======== STORED RECORDS

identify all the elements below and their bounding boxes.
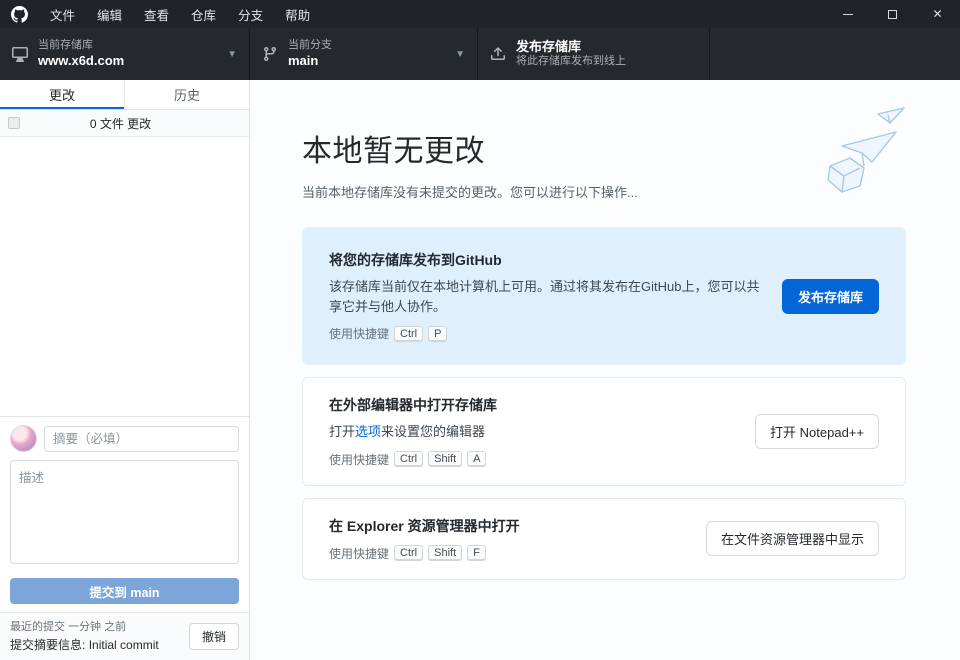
branch-label: 当前分支 [288,39,332,53]
publish-card-description: 该存储库当前仅在本地计算机上可用。通过将其发布在GitHub上，您可以共享它并与… [329,277,764,316]
minimize-button[interactable] [825,0,870,28]
publish-card-title: 将您的存储库发布到GitHub [329,250,764,270]
changes-summary-row: 0 文件 更改 [0,110,249,137]
key-p: P [428,326,447,342]
tab-changes[interactable]: 更改 [0,80,124,109]
tab-history-label: 历史 [174,85,200,104]
editor-desc-pre: 打开 [329,424,355,439]
branch-text: 当前分支 main [288,39,332,69]
menu-branch[interactable]: 分支 [227,0,274,28]
key-f: F [467,545,486,561]
editor-desc-post: 来设置您的编辑器 [381,424,485,439]
select-all-checkbox[interactable] [8,117,20,129]
github-desktop-window: 文件 编辑 查看 仓库 分支 帮助 ✕ 当前存储库 www.x6d.com ▼ [0,0,960,660]
show-in-explorer-card: 在 Explorer 资源管理器中打开 使用快捷键 Ctrl Shift F 在… [302,498,906,580]
recent-commit-bar: 最近的提交 一分钟 之前 提交摘要信息: Initial commit 撤销 [0,612,249,660]
undo-button[interactable]: 撤销 [189,623,239,650]
key-shift: Shift [428,545,462,561]
menu-bar: 文件 编辑 查看 仓库 分支 帮助 [39,0,321,28]
key-ctrl: Ctrl [394,545,423,561]
commit-summary-input[interactable] [44,426,239,452]
open-editor-card-body: 在外部编辑器中打开存储库 打开选项来设置您的编辑器 使用快捷键 Ctrl Shi… [329,395,737,468]
sidebar: 更改 历史 0 文件 更改 提交到 main 最近的提交 一分钟 之前 [0,80,250,660]
changes-summary-label: 0 文件 更改 [90,115,171,132]
shortcut-label: 使用快捷键 [329,325,389,342]
github-logo-icon [11,5,29,23]
publish-card-body: 将您的存储库发布到GitHub 该存储库当前仅在本地计算机上可用。通过将其发布在… [329,250,764,342]
key-ctrl: Ctrl [394,451,423,467]
open-editor-card-title: 在外部编辑器中打开存储库 [329,395,737,415]
toolbar: 当前存储库 www.x6d.com ▼ 当前分支 main ▼ 发布存储库 将此… [0,28,960,80]
close-icon: ✕ [932,8,942,20]
publish-text: 发布存储库 将此存储库发布到线上 [516,39,626,69]
open-editor-card: 在外部编辑器中打开存储库 打开选项来设置您的编辑器 使用快捷键 Ctrl Shi… [302,377,906,486]
changed-files-list [0,137,249,416]
maximize-icon [888,10,897,19]
maximize-button[interactable] [870,0,915,28]
key-ctrl: Ctrl [394,326,423,342]
publish-subtitle: 将此存储库发布到线上 [516,55,626,69]
key-a: A [467,451,486,467]
chevron-down-icon: ▼ [219,49,237,60]
avatar [10,425,37,452]
titlebar: 文件 编辑 查看 仓库 分支 帮助 ✕ [0,0,960,28]
open-editor-card-shortcut: 使用快捷键 Ctrl Shift A [329,451,737,468]
main-panel: 本地暂无更改 当前本地存储库没有未提交的更改。您可以进行以下操作... 将您的存… [250,80,960,660]
commit-description-input[interactable] [10,460,239,564]
repository-selector[interactable]: 当前存储库 www.x6d.com ▼ [0,28,250,80]
commit-button[interactable]: 提交到 main [10,578,239,604]
content-area: 更改 历史 0 文件 更改 提交到 main 最近的提交 一分钟 之前 [0,80,960,660]
suggested-actions: 将您的存储库发布到GitHub 该存储库当前仅在本地计算机上可用。通过将其发布在… [302,227,906,580]
upload-arrow-icon [490,46,506,62]
open-editor-button[interactable]: 打开 Notepad++ [755,414,879,449]
git-branch-icon [262,46,278,62]
recent-commit-text: 最近的提交 一分钟 之前 提交摘要信息: Initial commit [10,619,189,654]
repository-name: www.x6d.com [38,53,124,69]
close-button[interactable]: ✕ [915,0,960,28]
repository-text: 当前存储库 www.x6d.com [38,39,124,69]
show-in-explorer-card-body: 在 Explorer 资源管理器中打开 使用快捷键 Ctrl Shift F [329,516,688,562]
publish-card-shortcut: 使用快捷键 Ctrl P [329,325,764,342]
commit-form: 提交到 main [0,416,249,612]
show-in-explorer-button[interactable]: 在文件资源管理器中显示 [706,521,879,556]
show-in-explorer-card-shortcut: 使用快捷键 Ctrl Shift F [329,545,688,562]
computer-icon [12,46,28,62]
chevron-down-icon: ▼ [447,49,465,60]
shortcut-label: 使用快捷键 [329,451,389,468]
menu-edit[interactable]: 编辑 [86,0,133,28]
menu-file[interactable]: 文件 [39,0,86,28]
publish-repository-button[interactable]: 发布存储库 [782,279,879,314]
open-editor-card-description: 打开选项来设置您的编辑器 [329,422,737,442]
recent-commit-summary-value: Initial commit [89,638,159,652]
menu-help[interactable]: 帮助 [274,0,321,28]
show-in-explorer-card-title: 在 Explorer 资源管理器中打开 [329,516,688,536]
publish-repository-toolbar-button[interactable]: 发布存储库 将此存储库发布到线上 [478,28,710,80]
menu-view[interactable]: 查看 [133,0,180,28]
sidebar-tabs: 更改 历史 [0,80,249,110]
publish-card: 将您的存储库发布到GitHub 该存储库当前仅在本地计算机上可用。通过将其发布在… [302,227,906,365]
paper-planes-illustration [808,106,912,202]
options-link[interactable]: 选项 [355,424,381,439]
recent-commit-meta: 最近的提交 一分钟 之前 [10,619,189,636]
branch-name: main [288,53,332,69]
shortcut-label: 使用快捷键 [329,545,389,562]
publish-title: 发布存储库 [516,39,626,55]
window-controls: ✕ [825,0,960,28]
tab-history[interactable]: 历史 [124,80,249,109]
minimize-icon [843,14,853,15]
recent-commit-summary-label: 提交摘要信息: [10,638,85,652]
key-shift: Shift [428,451,462,467]
repository-label: 当前存储库 [38,39,124,53]
menu-repository[interactable]: 仓库 [180,0,227,28]
branch-selector[interactable]: 当前分支 main ▼ [250,28,478,80]
toolbar-empty-space [710,28,960,80]
tab-changes-label: 更改 [49,85,75,104]
recent-commit-summary: 提交摘要信息: Initial commit [10,636,189,654]
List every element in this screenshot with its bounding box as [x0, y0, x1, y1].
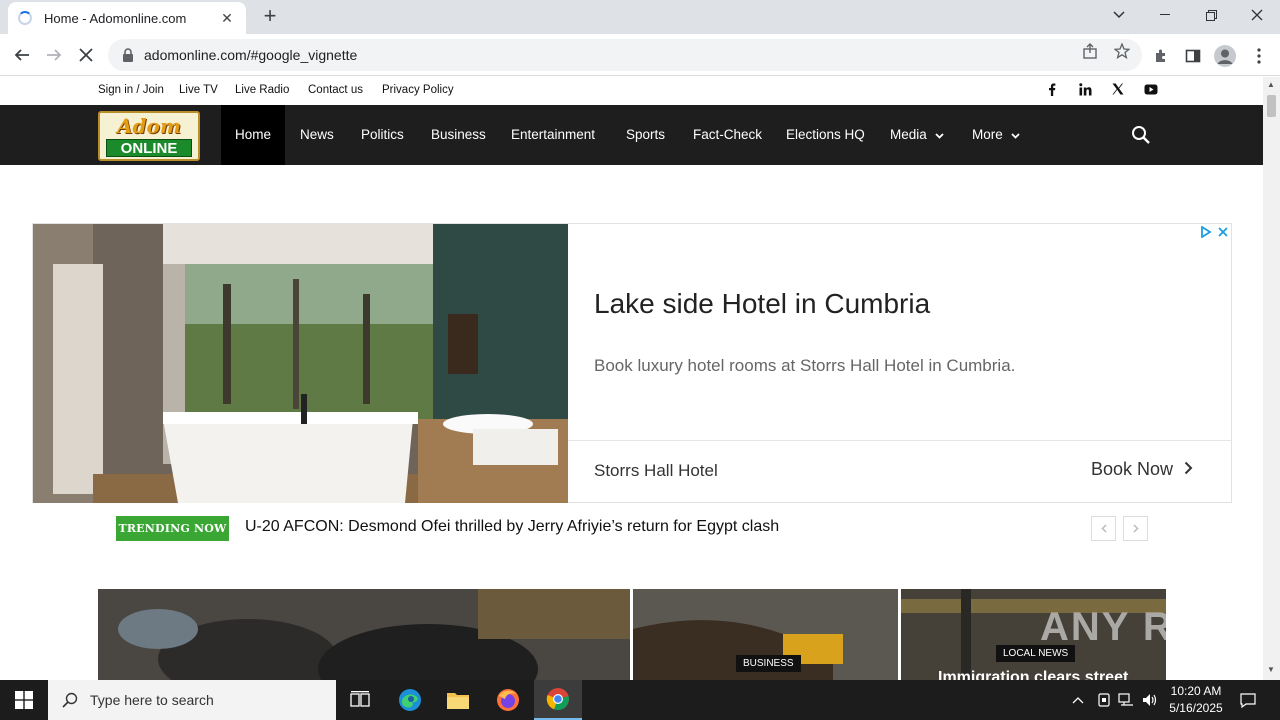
chevron-down-icon — [932, 131, 944, 142]
ad-headline[interactable]: Lake side Hotel in Cumbria — [594, 288, 930, 320]
nav-business[interactable]: Business — [417, 105, 500, 165]
scroll-down-arrow-icon[interactable]: ▼ — [1267, 665, 1275, 674]
minimize-button[interactable] — [1142, 0, 1188, 30]
ad-cta-label: Book Now — [1091, 459, 1174, 479]
tray-chevron-up-icon[interactable] — [1068, 680, 1088, 720]
taskbar-clock[interactable]: 10:20 AM 5/16/2025 — [1160, 683, 1232, 717]
ad-choices-icon[interactable] — [1199, 225, 1229, 241]
task-view-icon[interactable] — [336, 680, 384, 720]
trending-prev-button[interactable] — [1091, 516, 1116, 541]
logo-text-adom: Adom — [116, 114, 181, 138]
news-tile-business[interactable]: BUSINESS — [633, 589, 898, 680]
top-link-privacy[interactable]: Privacy Policy — [382, 84, 454, 96]
nav-elections-hq[interactable]: Elections HQ — [772, 105, 879, 165]
ad-advertiser: Storrs Hall Hotel — [594, 461, 718, 480]
linkedin-icon[interactable] — [1077, 83, 1093, 99]
notification-center-icon[interactable] — [1236, 680, 1260, 720]
youtube-icon[interactable] — [1143, 83, 1159, 99]
start-button[interactable] — [0, 680, 48, 720]
new-tab-button[interactable]: + — [258, 5, 282, 29]
address-bar[interactable]: adomonline.com/#google_vignette — [108, 39, 1142, 71]
news-tile-main[interactable] — [98, 589, 630, 680]
top-link-live-radio[interactable]: Live Radio — [235, 84, 289, 96]
ad-description: Book luxury hotel rooms at Storrs Hall H… — [594, 356, 1016, 375]
trending-now-badge: TRENDING NOW — [116, 516, 229, 541]
file-explorer-icon[interactable] — [434, 680, 482, 720]
forward-button[interactable] — [42, 43, 66, 67]
trending-next-button[interactable] — [1123, 516, 1148, 541]
chevron-down-icon — [1008, 131, 1020, 142]
nav-media[interactable]: Media — [876, 105, 958, 165]
taskbar-search-box[interactable]: Type here to search — [48, 680, 336, 720]
clock-time: 10:20 AM — [1170, 684, 1222, 698]
stop-loading-button[interactable] — [74, 43, 98, 67]
chevron-right-icon — [1184, 459, 1193, 479]
tab-title: Home - Adomonline.com — [44, 10, 187, 26]
page-scrollbar[interactable]: ▲ ▼ — [1263, 77, 1280, 680]
trending-headline[interactable]: U-20 AFCON: Desmond Ofei thrilled by Jer… — [245, 518, 779, 536]
menu-kebab-icon[interactable] — [1248, 45, 1270, 67]
browser-tabstrip: Home - Adomonline.com ✕ + — [0, 0, 1280, 34]
tile-category-business[interactable]: BUSINESS — [736, 655, 801, 672]
scrollbar-thumb[interactable] — [1267, 95, 1276, 117]
ad-divider — [568, 440, 1232, 441]
web-page: Sign in / Join Live TV Live Radio Contac… — [0, 77, 1263, 680]
tab-close-icon[interactable]: ✕ — [218, 10, 236, 27]
profile-avatar-icon[interactable] — [1214, 45, 1236, 67]
bookmark-star-icon[interactable] — [1112, 41, 1132, 61]
taskbar-search-placeholder: Type here to search — [90, 692, 214, 708]
top-link-contact[interactable]: Contact us — [308, 84, 363, 96]
site-search-icon[interactable] — [1131, 125, 1151, 145]
ad-hotel-bathroom-image[interactable] — [33, 224, 568, 503]
nav-politics[interactable]: Politics — [347, 105, 418, 165]
logo-text-online: ONLINE — [106, 139, 192, 157]
search-icon — [62, 692, 78, 708]
nav-media-label: Media — [890, 127, 927, 142]
share-icon[interactable] — [1080, 41, 1100, 61]
windows-taskbar: Type here to search 10:20 AM 5/16/2025 — [0, 680, 1280, 720]
browser-toolbar: adomonline.com/#google_vignette — [0, 34, 1280, 76]
nav-more-label: More — [972, 127, 1003, 142]
nav-fact-check[interactable]: Fact-Check — [679, 105, 776, 165]
loading-spinner-icon — [18, 11, 32, 25]
back-button[interactable] — [10, 43, 34, 67]
nav-news[interactable]: News — [286, 105, 348, 165]
nav-sports[interactable]: Sports — [612, 105, 679, 165]
top-link-live-tv[interactable]: Live TV — [179, 84, 218, 96]
hotel-advertisement[interactable]: Lake side Hotel in Cumbria Book luxury h… — [32, 223, 1232, 503]
tile-headline-local[interactable]: Immigration clears street — [938, 669, 1128, 680]
tray-device-icon[interactable] — [1094, 680, 1114, 720]
network-icon[interactable] — [1116, 680, 1136, 720]
restore-button[interactable] — [1188, 0, 1234, 30]
chrome-icon[interactable] — [534, 680, 582, 720]
top-link-sign-in[interactable]: Sign in / Join — [98, 84, 164, 96]
side-panel-icon[interactable] — [1182, 45, 1204, 67]
close-window-button[interactable] — [1234, 0, 1280, 30]
lock-icon — [123, 48, 133, 62]
scroll-up-arrow-icon[interactable]: ▲ — [1267, 80, 1275, 89]
tab-search-chevron-icon[interactable] — [1096, 0, 1142, 30]
url-text: adomonline.com/#google_vignette — [144, 47, 358, 63]
nav-more[interactable]: More — [958, 105, 1034, 165]
nav-entertainment[interactable]: Entertainment — [497, 105, 609, 165]
adom-online-logo[interactable]: Adom ONLINE — [98, 111, 200, 161]
volume-icon[interactable] — [1140, 680, 1160, 720]
edge-browser-icon[interactable] — [386, 680, 434, 720]
anyrun-watermark: ANY RUN — [1040, 605, 1236, 649]
main-navigation: Adom ONLINE Home News Politics Business … — [0, 105, 1263, 165]
firefox-icon[interactable] — [484, 680, 532, 720]
x-icon[interactable] — [1110, 83, 1126, 99]
nav-home[interactable]: Home — [221, 105, 286, 165]
clock-date: 5/16/2025 — [1169, 701, 1223, 715]
ad-book-now-button[interactable]: Book Now — [1091, 459, 1193, 480]
extensions-puzzle-icon[interactable] — [1150, 45, 1172, 67]
site-top-bar: Sign in / Join Live TV Live Radio Contac… — [0, 77, 1263, 105]
browser-tab-active[interactable]: Home - Adomonline.com ✕ — [8, 2, 246, 34]
facebook-icon[interactable] — [1044, 83, 1060, 99]
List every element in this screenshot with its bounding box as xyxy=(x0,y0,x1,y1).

================

INSTRUCTIONS FOR THE TASK
Please count the lines in the rows above that contain the string "提交摘要信息" and give only the number.

ANSWER TO THIS PROBLEM
4